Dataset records
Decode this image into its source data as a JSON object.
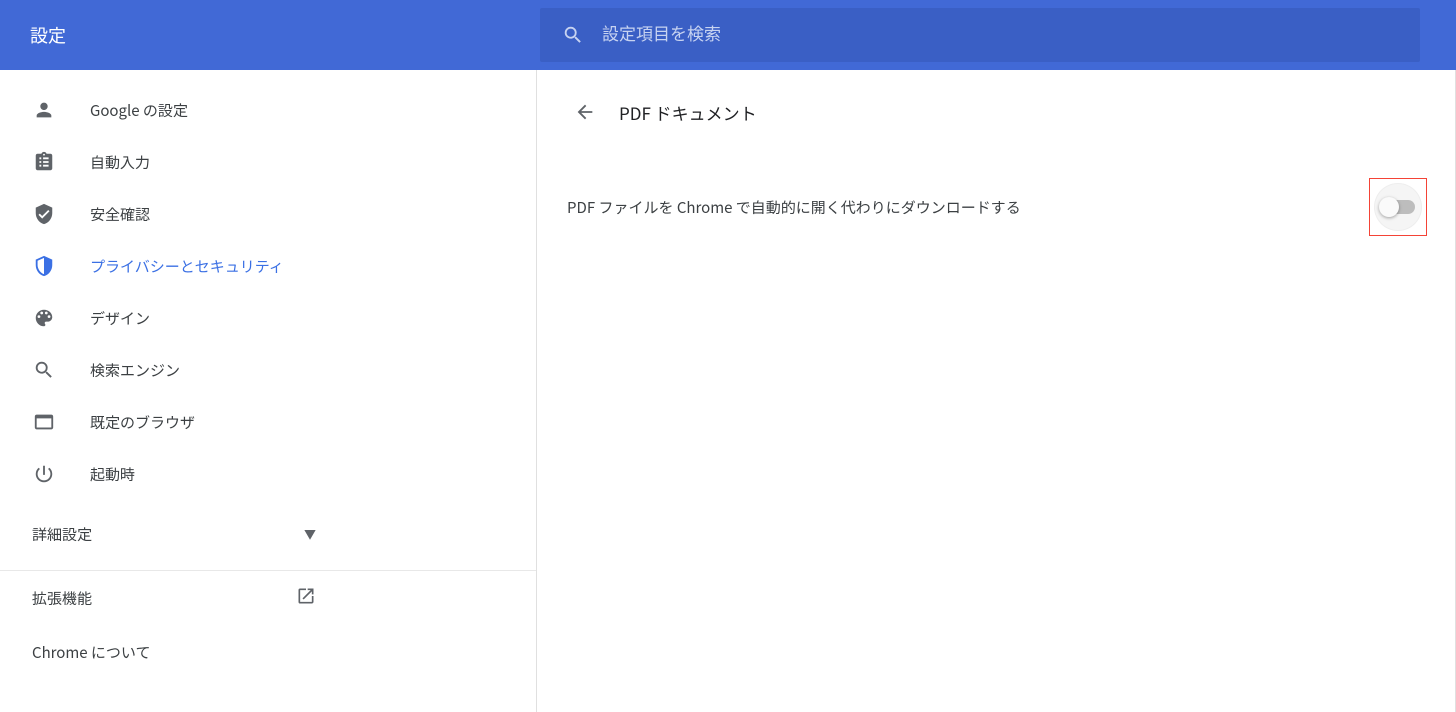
{
  "header": {
    "title": "設定",
    "search_placeholder": "設定項目を検索"
  },
  "sidebar": {
    "items": [
      {
        "label": "Google の設定",
        "icon": "person-icon",
        "active": false
      },
      {
        "label": "自動入力",
        "icon": "clipboard-icon",
        "active": false
      },
      {
        "label": "安全確認",
        "icon": "shield-check-icon",
        "active": false
      },
      {
        "label": "プライバシーとセキュリティ",
        "icon": "shield-icon",
        "active": true
      },
      {
        "label": "デザイン",
        "icon": "palette-icon",
        "active": false
      },
      {
        "label": "検索エンジン",
        "icon": "search-icon",
        "active": false
      },
      {
        "label": "既定のブラウザ",
        "icon": "browser-icon",
        "active": false
      },
      {
        "label": "起動時",
        "icon": "power-icon",
        "active": false
      }
    ],
    "advanced_label": "詳細設定",
    "extensions_label": "拡張機能",
    "about_label": "Chrome について"
  },
  "content": {
    "page_title": "PDF ドキュメント",
    "setting_label": "PDF ファイルを Chrome で自動的に開く代わりにダウンロードする",
    "toggle_on": false
  }
}
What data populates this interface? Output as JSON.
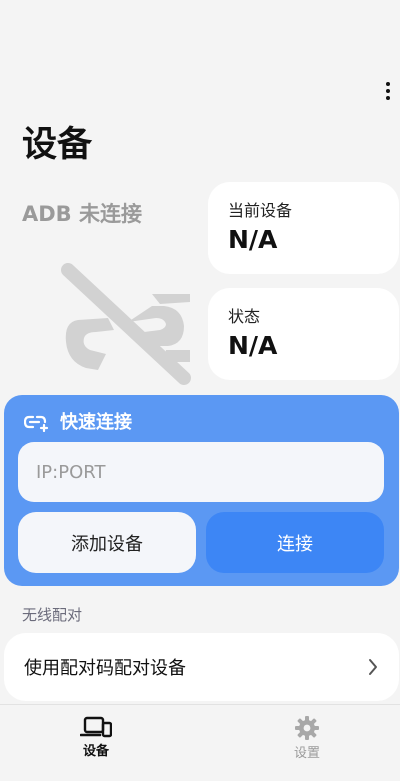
{
  "header": {
    "title": "设备",
    "menu_icon": "more-vert-icon"
  },
  "adb": {
    "status_text": "ADB 未连接",
    "graphic_icon": "link-off-icon"
  },
  "info_cards": {
    "current_device": {
      "label": "当前设备",
      "value": "N/A"
    },
    "state": {
      "label": "状态",
      "value": "N/A"
    }
  },
  "quick_connect": {
    "icon": "link-add-icon",
    "title": "快速连接",
    "input_placeholder": "IP:PORT",
    "input_value": "",
    "add_button_label": "添加设备",
    "connect_button_label": "连接"
  },
  "wireless": {
    "section_label": "无线配对",
    "pair_item_label": "使用配对码配对设备",
    "chevron_icon": "chevron-right-icon"
  },
  "bottom_nav": {
    "items": [
      {
        "label": "设备",
        "icon": "devices-icon",
        "selected": true
      },
      {
        "label": "设置",
        "icon": "gear-icon",
        "selected": false
      }
    ]
  },
  "colors": {
    "accent": "#3d86f5",
    "panel": "#5b98f3",
    "background": "#f4f4f4",
    "muted_text": "#9a9a9a"
  }
}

Exercise goal — Print only the lines from the line that contains "What data populates" to the final line of the data, inclusive. Pictures stay out.

Written solution —
What data populates this interface? Output as JSON.
{
  "header": {
    "title": "设备",
    "menu_icon": "more-vert-icon"
  },
  "adb": {
    "status_text": "ADB 未连接",
    "graphic_icon": "link-off-icon"
  },
  "info_cards": {
    "current_device": {
      "label": "当前设备",
      "value": "N/A"
    },
    "state": {
      "label": "状态",
      "value": "N/A"
    }
  },
  "quick_connect": {
    "icon": "link-add-icon",
    "title": "快速连接",
    "input_placeholder": "IP:PORT",
    "input_value": "",
    "add_button_label": "添加设备",
    "connect_button_label": "连接"
  },
  "wireless": {
    "section_label": "无线配对",
    "pair_item_label": "使用配对码配对设备",
    "chevron_icon": "chevron-right-icon"
  },
  "bottom_nav": {
    "items": [
      {
        "label": "设备",
        "icon": "devices-icon",
        "selected": true
      },
      {
        "label": "设置",
        "icon": "gear-icon",
        "selected": false
      }
    ]
  },
  "colors": {
    "accent": "#3d86f5",
    "panel": "#5b98f3",
    "background": "#f4f4f4",
    "muted_text": "#9a9a9a"
  }
}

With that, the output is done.